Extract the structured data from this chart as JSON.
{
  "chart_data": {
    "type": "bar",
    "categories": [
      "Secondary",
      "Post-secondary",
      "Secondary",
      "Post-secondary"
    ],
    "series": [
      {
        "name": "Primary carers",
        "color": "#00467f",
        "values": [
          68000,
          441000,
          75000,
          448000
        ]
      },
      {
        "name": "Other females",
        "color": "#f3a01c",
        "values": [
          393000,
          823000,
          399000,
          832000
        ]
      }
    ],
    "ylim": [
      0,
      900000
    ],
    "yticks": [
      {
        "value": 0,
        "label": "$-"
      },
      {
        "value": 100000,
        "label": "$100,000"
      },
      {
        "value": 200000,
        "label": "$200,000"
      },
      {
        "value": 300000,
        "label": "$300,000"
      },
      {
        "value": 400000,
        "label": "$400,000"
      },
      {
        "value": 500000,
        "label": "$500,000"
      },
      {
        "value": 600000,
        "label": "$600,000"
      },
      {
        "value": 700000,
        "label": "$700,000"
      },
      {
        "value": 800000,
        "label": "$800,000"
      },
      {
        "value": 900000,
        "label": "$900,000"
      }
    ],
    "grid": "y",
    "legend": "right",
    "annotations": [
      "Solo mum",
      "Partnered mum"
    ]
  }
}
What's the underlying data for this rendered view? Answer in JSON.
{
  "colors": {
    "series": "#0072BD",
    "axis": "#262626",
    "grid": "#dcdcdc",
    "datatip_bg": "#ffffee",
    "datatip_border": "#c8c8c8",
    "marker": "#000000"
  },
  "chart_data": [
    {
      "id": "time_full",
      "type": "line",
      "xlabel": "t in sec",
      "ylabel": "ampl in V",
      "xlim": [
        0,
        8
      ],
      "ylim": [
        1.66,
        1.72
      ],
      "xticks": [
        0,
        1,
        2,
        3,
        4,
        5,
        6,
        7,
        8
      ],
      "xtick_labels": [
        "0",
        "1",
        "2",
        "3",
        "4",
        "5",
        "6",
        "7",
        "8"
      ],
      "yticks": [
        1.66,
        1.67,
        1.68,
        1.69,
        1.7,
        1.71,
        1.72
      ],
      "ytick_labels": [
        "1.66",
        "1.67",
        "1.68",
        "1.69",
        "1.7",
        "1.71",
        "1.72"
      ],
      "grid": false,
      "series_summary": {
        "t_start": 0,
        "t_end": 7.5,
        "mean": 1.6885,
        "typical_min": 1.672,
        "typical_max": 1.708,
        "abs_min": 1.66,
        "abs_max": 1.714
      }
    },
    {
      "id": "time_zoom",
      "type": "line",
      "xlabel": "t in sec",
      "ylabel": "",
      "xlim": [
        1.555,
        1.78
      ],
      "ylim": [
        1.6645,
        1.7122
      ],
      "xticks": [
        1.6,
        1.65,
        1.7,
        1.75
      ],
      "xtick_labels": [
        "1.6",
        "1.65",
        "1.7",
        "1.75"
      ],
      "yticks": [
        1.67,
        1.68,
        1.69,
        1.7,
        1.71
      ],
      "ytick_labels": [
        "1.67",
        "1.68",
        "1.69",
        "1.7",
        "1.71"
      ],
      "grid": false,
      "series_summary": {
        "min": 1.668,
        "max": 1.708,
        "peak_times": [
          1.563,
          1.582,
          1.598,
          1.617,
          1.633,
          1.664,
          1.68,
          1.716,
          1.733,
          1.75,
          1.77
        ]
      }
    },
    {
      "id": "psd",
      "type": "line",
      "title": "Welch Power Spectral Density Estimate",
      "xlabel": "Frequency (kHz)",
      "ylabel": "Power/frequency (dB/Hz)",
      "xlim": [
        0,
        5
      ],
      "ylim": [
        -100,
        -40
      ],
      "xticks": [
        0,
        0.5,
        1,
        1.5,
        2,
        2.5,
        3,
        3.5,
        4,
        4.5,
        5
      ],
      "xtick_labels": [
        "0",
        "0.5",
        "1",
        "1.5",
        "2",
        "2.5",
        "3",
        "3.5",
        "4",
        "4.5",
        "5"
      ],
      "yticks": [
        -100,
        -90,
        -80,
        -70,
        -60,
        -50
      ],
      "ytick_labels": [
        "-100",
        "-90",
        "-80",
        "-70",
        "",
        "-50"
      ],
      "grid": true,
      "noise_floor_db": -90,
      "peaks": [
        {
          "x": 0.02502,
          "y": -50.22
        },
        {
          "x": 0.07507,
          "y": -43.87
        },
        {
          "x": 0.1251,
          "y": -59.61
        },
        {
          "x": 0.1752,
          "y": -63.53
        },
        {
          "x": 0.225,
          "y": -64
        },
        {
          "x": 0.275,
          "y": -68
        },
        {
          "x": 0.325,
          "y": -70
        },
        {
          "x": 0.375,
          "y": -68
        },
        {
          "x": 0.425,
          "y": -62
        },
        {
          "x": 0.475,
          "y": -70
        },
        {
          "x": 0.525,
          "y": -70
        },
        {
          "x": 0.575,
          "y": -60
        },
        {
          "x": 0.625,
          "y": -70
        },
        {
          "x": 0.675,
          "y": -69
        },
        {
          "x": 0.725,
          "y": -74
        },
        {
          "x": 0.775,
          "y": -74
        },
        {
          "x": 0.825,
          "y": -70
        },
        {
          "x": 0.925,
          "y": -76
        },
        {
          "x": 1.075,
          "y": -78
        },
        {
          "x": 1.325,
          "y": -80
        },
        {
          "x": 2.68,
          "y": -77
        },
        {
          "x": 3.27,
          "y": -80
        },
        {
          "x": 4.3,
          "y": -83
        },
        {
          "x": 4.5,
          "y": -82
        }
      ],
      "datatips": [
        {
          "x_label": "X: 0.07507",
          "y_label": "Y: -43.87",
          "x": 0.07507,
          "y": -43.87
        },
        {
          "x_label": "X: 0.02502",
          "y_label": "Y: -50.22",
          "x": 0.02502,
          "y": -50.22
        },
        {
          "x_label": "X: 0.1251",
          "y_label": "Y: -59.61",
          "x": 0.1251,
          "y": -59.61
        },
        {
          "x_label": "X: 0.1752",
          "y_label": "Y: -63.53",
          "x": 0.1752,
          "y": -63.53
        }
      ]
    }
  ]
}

What this task involves
Every record above should be output exactly.

Worked answer
Extract the structured data from this chart as JSON.
{
  "chart_data": {
    "type": "bar",
    "categories": [
      "Secondary",
      "Post-secondary",
      "Secondary",
      "Post-secondary"
    ],
    "series": [
      {
        "name": "Primary carers",
        "color": "#00467f",
        "values": [
          68000,
          441000,
          75000,
          448000
        ]
      },
      {
        "name": "Other females",
        "color": "#f3a01c",
        "values": [
          393000,
          823000,
          399000,
          832000
        ]
      }
    ],
    "ylim": [
      0,
      900000
    ],
    "yticks": [
      {
        "value": 0,
        "label": "$-"
      },
      {
        "value": 100000,
        "label": "$100,000"
      },
      {
        "value": 200000,
        "label": "$200,000"
      },
      {
        "value": 300000,
        "label": "$300,000"
      },
      {
        "value": 400000,
        "label": "$400,000"
      },
      {
        "value": 500000,
        "label": "$500,000"
      },
      {
        "value": 600000,
        "label": "$600,000"
      },
      {
        "value": 700000,
        "label": "$700,000"
      },
      {
        "value": 800000,
        "label": "$800,000"
      },
      {
        "value": 900000,
        "label": "$900,000"
      }
    ],
    "grid": "y",
    "legend": "right",
    "annotations": [
      "Solo mum",
      "Partnered mum"
    ]
  }
}
What's the underlying data for this rendered view? Answer in JSON.
{
  "colors": {
    "series": "#0072BD",
    "axis": "#262626",
    "grid": "#dcdcdc",
    "datatip_bg": "#ffffee",
    "datatip_border": "#c8c8c8",
    "marker": "#000000"
  },
  "chart_data": [
    {
      "id": "time_full",
      "type": "line",
      "xlabel": "t in sec",
      "ylabel": "ampl in V",
      "xlim": [
        0,
        8
      ],
      "ylim": [
        1.66,
        1.72
      ],
      "xticks": [
        0,
        1,
        2,
        3,
        4,
        5,
        6,
        7,
        8
      ],
      "xtick_labels": [
        "0",
        "1",
        "2",
        "3",
        "4",
        "5",
        "6",
        "7",
        "8"
      ],
      "yticks": [
        1.66,
        1.67,
        1.68,
        1.69,
        1.7,
        1.71,
        1.72
      ],
      "ytick_labels": [
        "1.66",
        "1.67",
        "1.68",
        "1.69",
        "1.7",
        "1.71",
        "1.72"
      ],
      "grid": false,
      "series_summary": {
        "t_start": 0,
        "t_end": 7.5,
        "mean": 1.6885,
        "typical_min": 1.672,
        "typical_max": 1.708,
        "abs_min": 1.66,
        "abs_max": 1.714
      }
    },
    {
      "id": "time_zoom",
      "type": "line",
      "xlabel": "t in sec",
      "ylabel": "",
      "xlim": [
        1.555,
        1.78
      ],
      "ylim": [
        1.6645,
        1.7122
      ],
      "xticks": [
        1.6,
        1.65,
        1.7,
        1.75
      ],
      "xtick_labels": [
        "1.6",
        "1.65",
        "1.7",
        "1.75"
      ],
      "yticks": [
        1.67,
        1.68,
        1.69,
        1.7,
        1.71
      ],
      "ytick_labels": [
        "1.67",
        "1.68",
        "1.69",
        "1.7",
        "1.71"
      ],
      "grid": false,
      "series_summary": {
        "min": 1.668,
        "max": 1.708,
        "peak_times": [
          1.563,
          1.582,
          1.598,
          1.617,
          1.633,
          1.664,
          1.68,
          1.716,
          1.733,
          1.75,
          1.77
        ]
      }
    },
    {
      "id": "psd",
      "type": "line",
      "title": "Welch Power Spectral Density Estimate",
      "xlabel": "Frequency (kHz)",
      "ylabel": "Power/frequency (dB/Hz)",
      "xlim": [
        0,
        5
      ],
      "ylim": [
        -100,
        -40
      ],
      "xticks": [
        0,
        0.5,
        1,
        1.5,
        2,
        2.5,
        3,
        3.5,
        4,
        4.5,
        5
      ],
      "xtick_labels": [
        "0",
        "0.5",
        "1",
        "1.5",
        "2",
        "2.5",
        "3",
        "3.5",
        "4",
        "4.5",
        "5"
      ],
      "yticks": [
        -100,
        -90,
        -80,
        -70,
        -60,
        -50
      ],
      "ytick_labels": [
        "-100",
        "-90",
        "-80",
        "-70",
        "",
        "-50"
      ],
      "grid": true,
      "noise_floor_db": -90,
      "peaks": [
        {
          "x": 0.02502,
          "y": -50.22
        },
        {
          "x": 0.07507,
          "y": -43.87
        },
        {
          "x": 0.1251,
          "y": -59.61
        },
        {
          "x": 0.1752,
          "y": -63.53
        },
        {
          "x": 0.225,
          "y": -64
        },
        {
          "x": 0.275,
          "y": -68
        },
        {
          "x": 0.325,
          "y": -70
        },
        {
          "x": 0.375,
          "y": -68
        },
        {
          "x": 0.425,
          "y": -62
        },
        {
          "x": 0.475,
          "y": -70
        },
        {
          "x": 0.525,
          "y": -70
        },
        {
          "x": 0.575,
          "y": -60
        },
        {
          "x": 0.625,
          "y": -70
        },
        {
          "x": 0.675,
          "y": -69
        },
        {
          "x": 0.725,
          "y": -74
        },
        {
          "x": 0.775,
          "y": -74
        },
        {
          "x": 0.825,
          "y": -70
        },
        {
          "x": 0.925,
          "y": -76
        },
        {
          "x": 1.075,
          "y": -78
        },
        {
          "x": 1.325,
          "y": -80
        },
        {
          "x": 2.68,
          "y": -77
        },
        {
          "x": 3.27,
          "y": -80
        },
        {
          "x": 4.3,
          "y": -83
        },
        {
          "x": 4.5,
          "y": -82
        }
      ],
      "datatips": [
        {
          "x_label": "X: 0.07507",
          "y_label": "Y: -43.87",
          "x": 0.07507,
          "y": -43.87
        },
        {
          "x_label": "X: 0.02502",
          "y_label": "Y: -50.22",
          "x": 0.02502,
          "y": -50.22
        },
        {
          "x_label": "X: 0.1251",
          "y_label": "Y: -59.61",
          "x": 0.1251,
          "y": -59.61
        },
        {
          "x_label": "X: 0.1752",
          "y_label": "Y: -63.53",
          "x": 0.1752,
          "y": -63.53
        }
      ]
    }
  ]
}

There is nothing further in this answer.